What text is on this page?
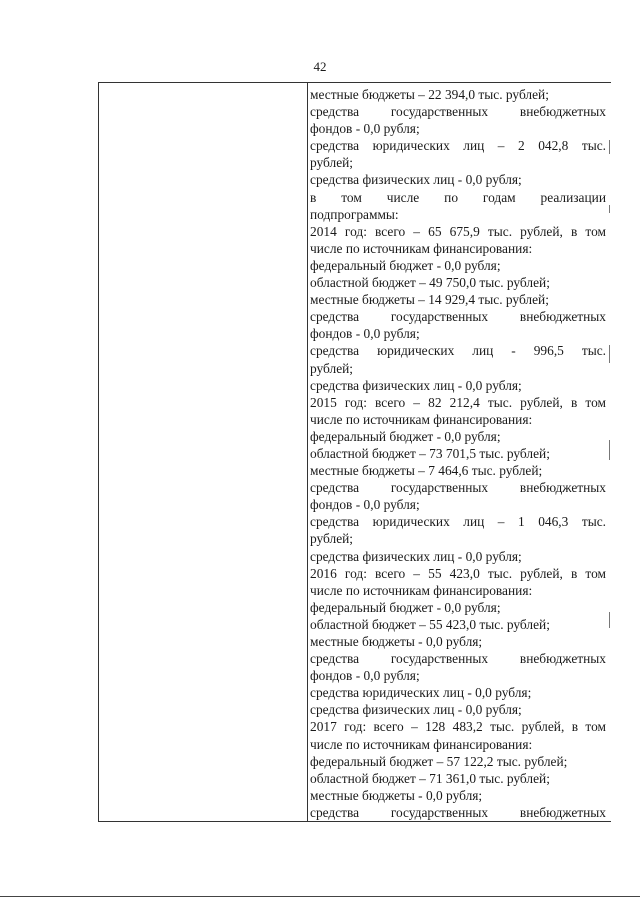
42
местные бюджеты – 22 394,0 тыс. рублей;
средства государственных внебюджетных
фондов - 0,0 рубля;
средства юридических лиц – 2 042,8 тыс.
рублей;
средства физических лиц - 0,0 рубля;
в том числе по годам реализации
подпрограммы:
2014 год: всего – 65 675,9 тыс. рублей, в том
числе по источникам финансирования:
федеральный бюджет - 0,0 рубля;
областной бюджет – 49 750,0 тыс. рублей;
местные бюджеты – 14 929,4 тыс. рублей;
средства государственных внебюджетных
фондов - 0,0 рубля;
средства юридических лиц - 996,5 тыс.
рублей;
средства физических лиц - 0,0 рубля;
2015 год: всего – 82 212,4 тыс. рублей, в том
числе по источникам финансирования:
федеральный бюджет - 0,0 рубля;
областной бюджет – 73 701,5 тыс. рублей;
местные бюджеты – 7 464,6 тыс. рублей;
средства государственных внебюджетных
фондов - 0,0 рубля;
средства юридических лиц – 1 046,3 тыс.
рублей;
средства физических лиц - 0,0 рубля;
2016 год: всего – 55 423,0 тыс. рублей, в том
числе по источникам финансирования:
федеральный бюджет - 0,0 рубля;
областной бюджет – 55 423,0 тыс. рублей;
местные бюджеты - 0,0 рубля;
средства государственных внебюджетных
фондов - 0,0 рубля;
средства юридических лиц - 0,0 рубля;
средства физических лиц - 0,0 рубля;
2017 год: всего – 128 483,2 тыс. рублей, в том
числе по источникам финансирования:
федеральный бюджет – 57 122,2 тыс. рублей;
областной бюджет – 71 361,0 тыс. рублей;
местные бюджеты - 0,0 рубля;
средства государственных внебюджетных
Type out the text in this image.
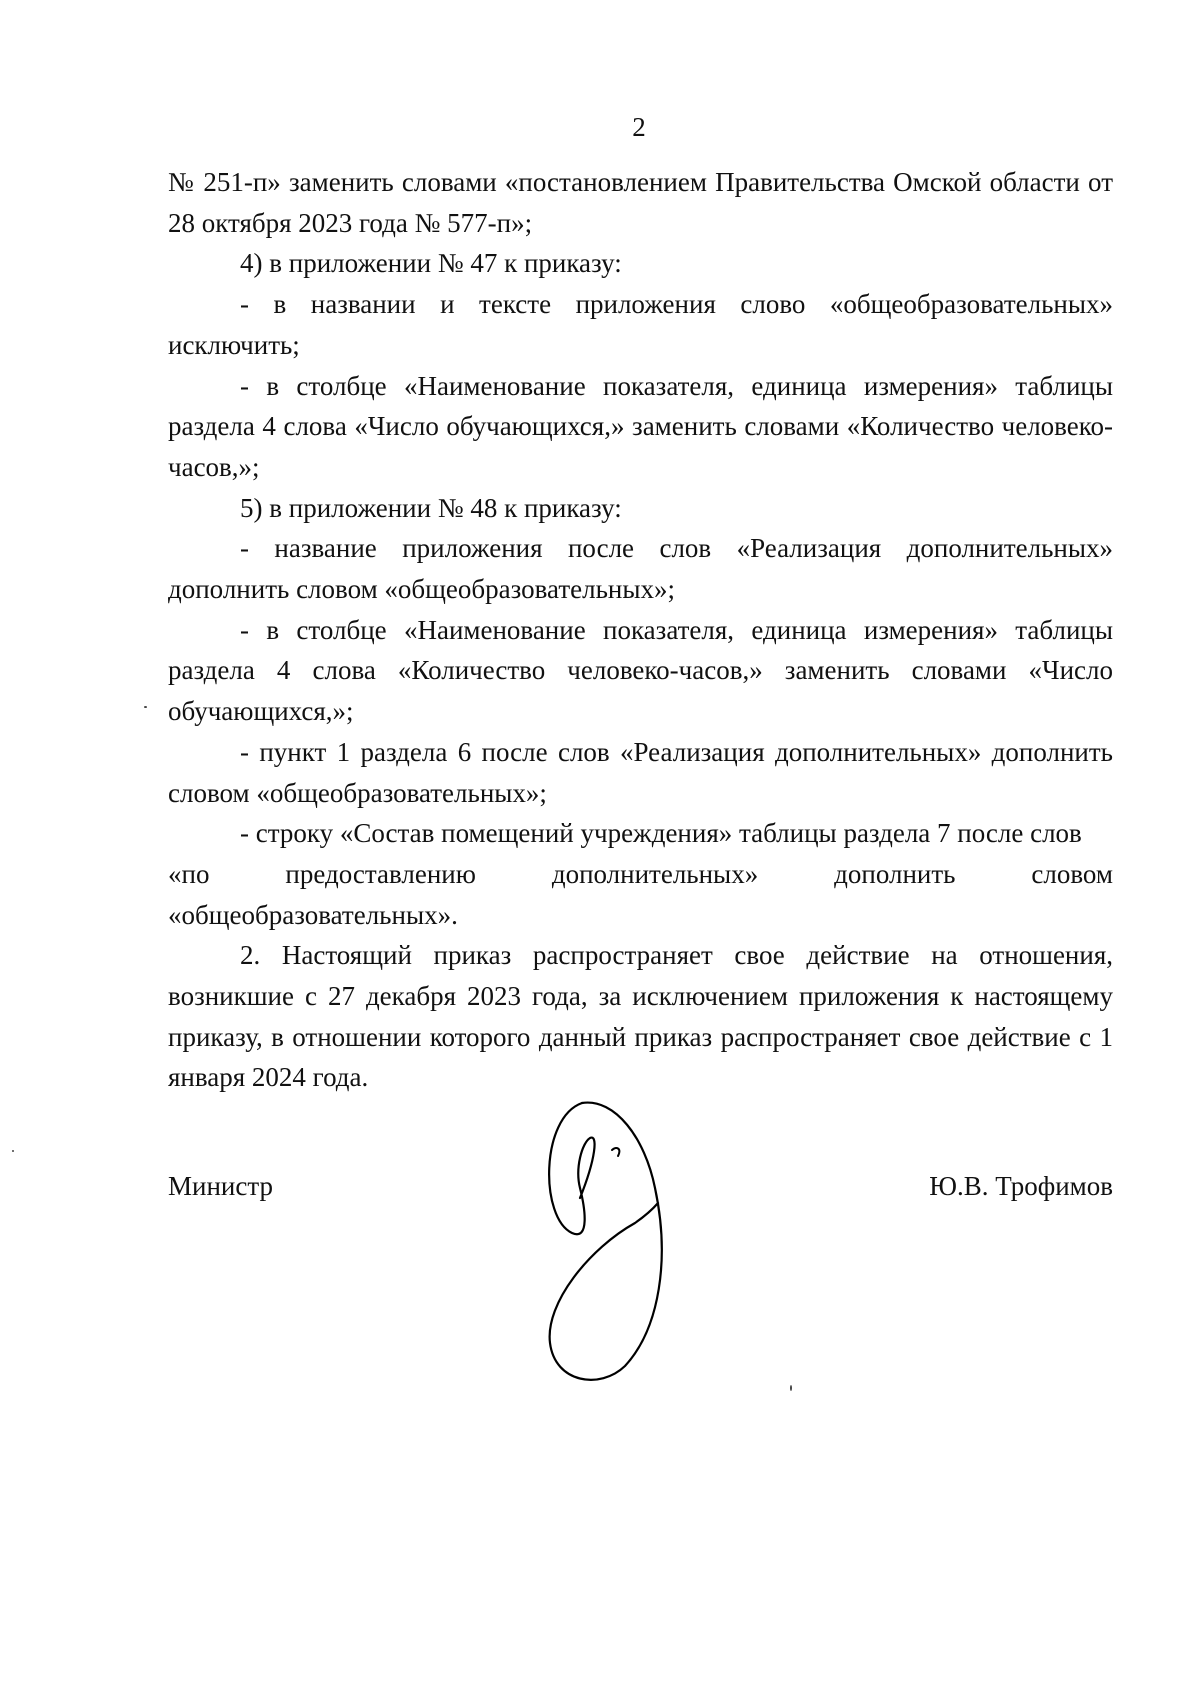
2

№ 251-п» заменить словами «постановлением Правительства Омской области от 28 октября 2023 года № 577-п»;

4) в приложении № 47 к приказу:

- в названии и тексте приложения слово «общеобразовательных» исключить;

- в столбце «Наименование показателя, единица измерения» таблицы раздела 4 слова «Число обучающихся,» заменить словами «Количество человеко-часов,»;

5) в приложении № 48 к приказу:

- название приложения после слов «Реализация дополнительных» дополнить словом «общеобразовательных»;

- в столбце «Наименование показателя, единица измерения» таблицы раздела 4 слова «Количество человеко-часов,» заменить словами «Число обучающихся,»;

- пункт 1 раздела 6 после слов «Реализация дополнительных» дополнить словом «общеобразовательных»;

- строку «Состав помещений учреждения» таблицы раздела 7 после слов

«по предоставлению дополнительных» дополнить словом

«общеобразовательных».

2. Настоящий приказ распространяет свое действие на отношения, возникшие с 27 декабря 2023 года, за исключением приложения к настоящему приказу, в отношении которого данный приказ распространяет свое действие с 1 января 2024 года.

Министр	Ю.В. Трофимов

- **DIRECTIONS FOR THIS TASK**: Nothing but the pictures may be dropped; output the records above exactly.

- **REPLY**:
What text is on this page?
42
местные бюджеты – 22 394,0 тыс. рублей;
средства государственных внебюджетных
фондов - 0,0 рубля;
средства юридических лиц – 2 042,8 тыс.
рублей;
средства физических лиц - 0,0 рубля;
в том числе по годам реализации
подпрограммы:
2014 год: всего – 65 675,9 тыс. рублей, в том
числе по источникам финансирования:
федеральный бюджет - 0,0 рубля;
областной бюджет – 49 750,0 тыс. рублей;
местные бюджеты – 14 929,4 тыс. рублей;
средства государственных внебюджетных
фондов - 0,0 рубля;
средства юридических лиц - 996,5 тыс.
рублей;
средства физических лиц - 0,0 рубля;
2015 год: всего – 82 212,4 тыс. рублей, в том
числе по источникам финансирования:
федеральный бюджет - 0,0 рубля;
областной бюджет – 73 701,5 тыс. рублей;
местные бюджеты – 7 464,6 тыс. рублей;
средства государственных внебюджетных
фондов - 0,0 рубля;
средства юридических лиц – 1 046,3 тыс.
рублей;
средства физических лиц - 0,0 рубля;
2016 год: всего – 55 423,0 тыс. рублей, в том
числе по источникам финансирования:
федеральный бюджет - 0,0 рубля;
областной бюджет – 55 423,0 тыс. рублей;
местные бюджеты - 0,0 рубля;
средства государственных внебюджетных
фондов - 0,0 рубля;
средства юридических лиц - 0,0 рубля;
средства физических лиц - 0,0 рубля;
2017 год: всего – 128 483,2 тыс. рублей, в том
числе по источникам финансирования:
федеральный бюджет – 57 122,2 тыс. рублей;
областной бюджет – 71 361,0 тыс. рублей;
местные бюджеты - 0,0 рубля;
средства государственных внебюджетных
Type out the text in this image.
2

№ 251-п» заменить словами «постановлением Правительства Омской области от 28 октября 2023 года № 577-п»;

4) в приложении № 47 к приказу:

- в названии и тексте приложения слово «общеобразовательных» исключить;

- в столбце «Наименование показателя, единица измерения» таблицы раздела 4 слова «Число обучающихся,» заменить словами «Количество человеко-часов,»;

5) в приложении № 48 к приказу:

- название приложения после слов «Реализация дополнительных» дополнить словом «общеобразовательных»;

- в столбце «Наименование показателя, единица измерения» таблицы раздела 4 слова «Количество человеко-часов,» заменить словами «Число обучающихся,»;

- пункт 1 раздела 6 после слов «Реализация дополнительных» дополнить словом «общеобразовательных»;

- строку «Состав помещений учреждения» таблицы раздела 7 после слов

«по предоставлению дополнительных» дополнить словом

«общеобразовательных».

2. Настоящий приказ распространяет свое действие на отношения, возникшие с 27 декабря 2023 года, за исключением приложения к настоящему приказу, в отношении которого данный приказ распространяет свое действие с 1 января 2024 года.

Министр	Ю.В. Трофимов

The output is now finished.